* **WRITTEN EXERCISE**:
Without including any pictures, copy each entry below exactly.

**** ENTRIES PROVIDED ****

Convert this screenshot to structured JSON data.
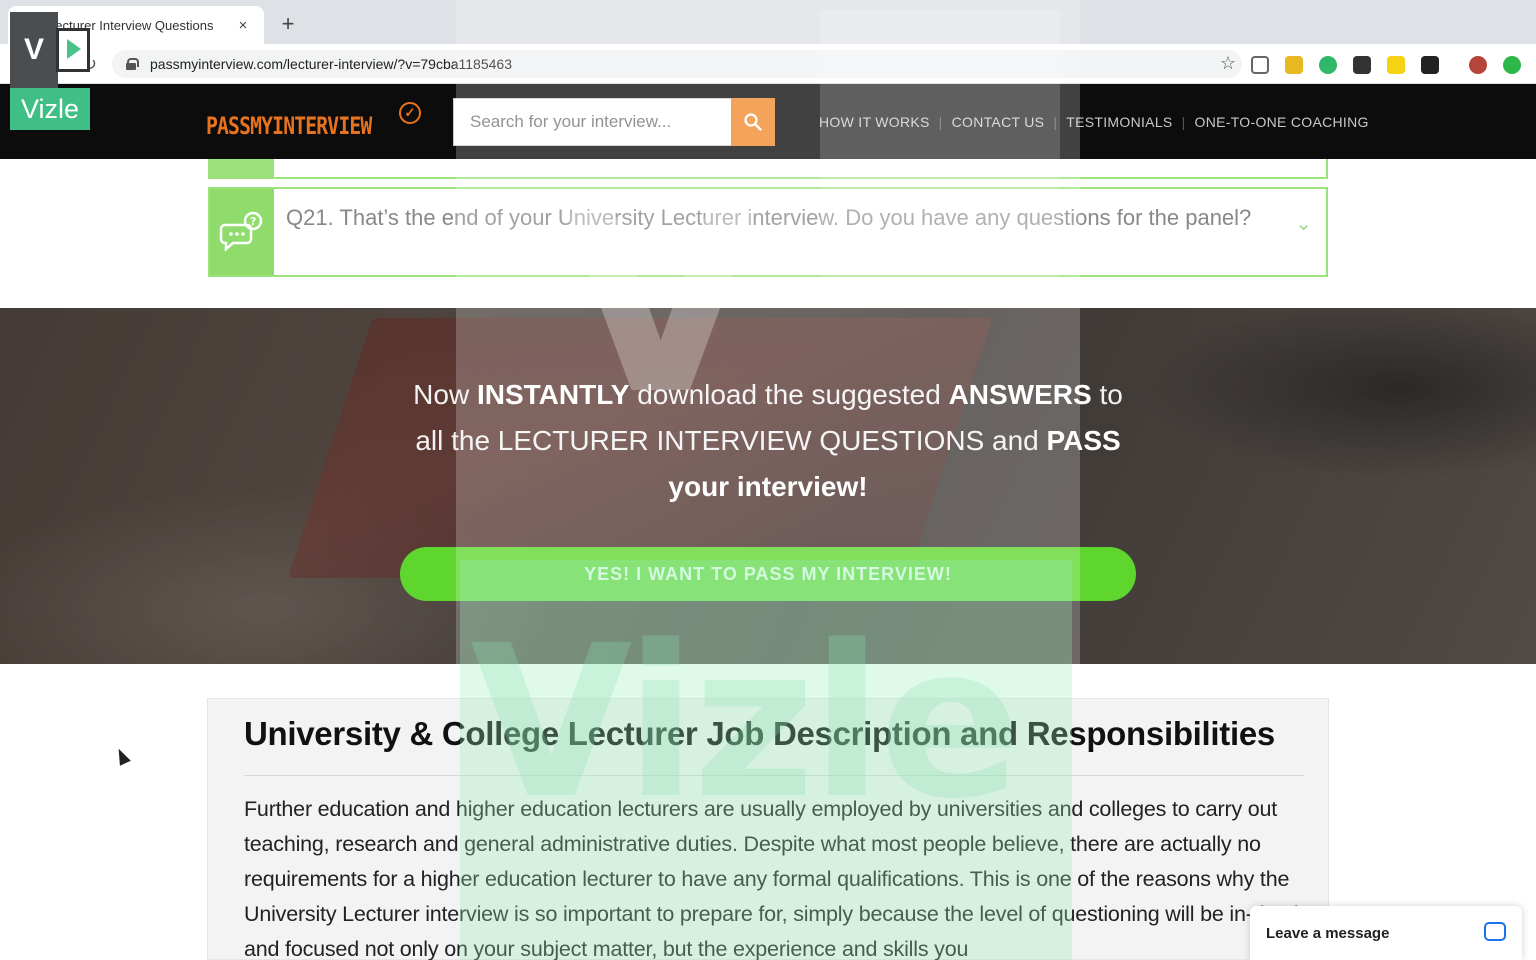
{
  "browser": {
    "tab_title": "Lecturer Interview Questions",
    "tab_close": "×",
    "new_tab": "+",
    "url": "passmyinterview.com/lecturer-interview/?v=79cba1185463"
  },
  "site": {
    "logo": "PASSMYINTERVIEW",
    "search_placeholder": "Search for your interview...",
    "nav": [
      "HOW IT WORKS",
      "CONTACT US",
      "TESTIMONIALS",
      "ONE-TO-ONE COACHING"
    ],
    "brand_color": "#e8731e",
    "accent_green": "#5fd62e"
  },
  "faq": {
    "q21": "Q21. That’s the end of your University Lecturer interview. Do you have any questions for the panel?"
  },
  "hero": {
    "t1": "Now ",
    "t2": "INSTANTLY",
    "t3": " download the suggested ",
    "t4": "ANSWERS",
    "t5": " to all the LECTURER INTERVIEW QUESTIONS and ",
    "t6": "PASS",
    "t7": "your interview!",
    "cta": "YES! I WANT TO PASS MY INTERVIEW!"
  },
  "content": {
    "title": "University & College Lecturer Job Description and Responsibilities",
    "body": "Further education and higher education lecturers are usually employed by universities and colleges to carry out teaching, research and general administrative duties. Despite what most people believe, there are actually no requirements for a higher education lecturer to have any formal qualifications. This is one of the reasons why the University Lecturer interview is so important to prepare for, simply because the level of questioning will be in-depth and focused not only on your subject matter, but the experience and skills you"
  },
  "chat": {
    "label": "Leave a message"
  },
  "watermark": {
    "badge_top": "V",
    "badge_bottom": "Vizle",
    "big_text": "Vizle",
    "big_v": "V"
  }
}
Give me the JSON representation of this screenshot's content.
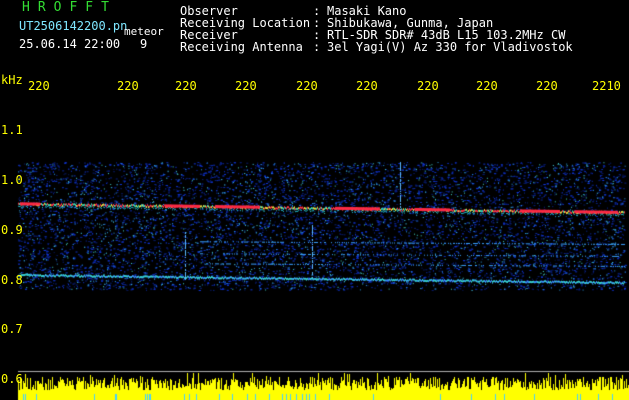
{
  "header": {
    "app_title": "HROFFT",
    "file_name": "UT2506142200.pn",
    "mode": "meteor",
    "datetime": "25.06.14 22:00",
    "frame": "9"
  },
  "info": {
    "rows": [
      {
        "label": "Observer",
        "sep": ":",
        "value": "Masaki Kano"
      },
      {
        "label": "Receiving Location",
        "sep": ":",
        "value": "Shibukawa, Gunma, Japan"
      },
      {
        "label": "Receiver",
        "sep": ":",
        "value": "RTL-SDR SDR# 43dB L15 103.2MHz CW"
      },
      {
        "label": "Receiving Antenna",
        "sep": ":",
        "value": "3el Yagi(V) Az 330 for Vladivostok"
      }
    ]
  },
  "axes": {
    "y_unit": "kHz",
    "x_ticks": [
      "220",
      "220",
      "220",
      "220",
      "220",
      "220",
      "220",
      "220",
      "220",
      "2210"
    ],
    "y_ticks": [
      "1.1",
      "1.0",
      "0.9",
      "0.8",
      "0.7",
      "0.6"
    ]
  },
  "colors": {
    "background": "#000000",
    "title": "#33dd33",
    "file_name": "#7fe7ff",
    "text": "#ffffff",
    "axis_labels": "#ffff00",
    "meteor_echo": "#ff3344",
    "noise_floor": "#0a1aa8"
  }
}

****

* **SOLVED PROBLEM**:
Convert this screenshot to structured JSON data.
{
  "browser": {
    "tab_title": "Lecturer Interview Questions",
    "tab_close": "×",
    "new_tab": "+",
    "url": "passmyinterview.com/lecturer-interview/?v=79cba1185463"
  },
  "site": {
    "logo": "PASSMYINTERVIEW",
    "search_placeholder": "Search for your interview...",
    "nav": [
      "HOW IT WORKS",
      "CONTACT US",
      "TESTIMONIALS",
      "ONE-TO-ONE COACHING"
    ],
    "brand_color": "#e8731e",
    "accent_green": "#5fd62e"
  },
  "faq": {
    "q21": "Q21. That’s the end of your University Lecturer interview. Do you have any questions for the panel?"
  },
  "hero": {
    "t1": "Now ",
    "t2": "INSTANTLY",
    "t3": " download the suggested ",
    "t4": "ANSWERS",
    "t5": " to all the LECTURER INTERVIEW QUESTIONS and ",
    "t6": "PASS",
    "t7": "your interview!",
    "cta": "YES! I WANT TO PASS MY INTERVIEW!"
  },
  "content": {
    "title": "University & College Lecturer Job Description and Responsibilities",
    "body": "Further education and higher education lecturers are usually employed by universities and colleges to carry out teaching, research and general administrative duties. Despite what most people believe, there are actually no requirements for a higher education lecturer to have any formal qualifications. This is one of the reasons why the University Lecturer interview is so important to prepare for, simply because the level of questioning will be in-depth and focused not only on your subject matter, but the experience and skills you"
  },
  "chat": {
    "label": "Leave a message"
  },
  "watermark": {
    "badge_top": "V",
    "badge_bottom": "Vizle",
    "big_text": "Vizle",
    "big_v": "V"
  }
}
Give me the JSON representation of this screenshot's content.
{
  "header": {
    "app_title": "HROFFT",
    "file_name": "UT2506142200.pn",
    "mode": "meteor",
    "datetime": "25.06.14 22:00",
    "frame": "9"
  },
  "info": {
    "rows": [
      {
        "label": "Observer",
        "sep": ":",
        "value": "Masaki Kano"
      },
      {
        "label": "Receiving Location",
        "sep": ":",
        "value": "Shibukawa, Gunma, Japan"
      },
      {
        "label": "Receiver",
        "sep": ":",
        "value": "RTL-SDR SDR# 43dB L15 103.2MHz CW"
      },
      {
        "label": "Receiving Antenna",
        "sep": ":",
        "value": "3el Yagi(V) Az 330 for Vladivostok"
      }
    ]
  },
  "axes": {
    "y_unit": "kHz",
    "x_ticks": [
      "220",
      "220",
      "220",
      "220",
      "220",
      "220",
      "220",
      "220",
      "220",
      "2210"
    ],
    "y_ticks": [
      "1.1",
      "1.0",
      "0.9",
      "0.8",
      "0.7",
      "0.6"
    ]
  },
  "colors": {
    "background": "#000000",
    "title": "#33dd33",
    "file_name": "#7fe7ff",
    "text": "#ffffff",
    "axis_labels": "#ffff00",
    "meteor_echo": "#ff3344",
    "noise_floor": "#0a1aa8"
  }
}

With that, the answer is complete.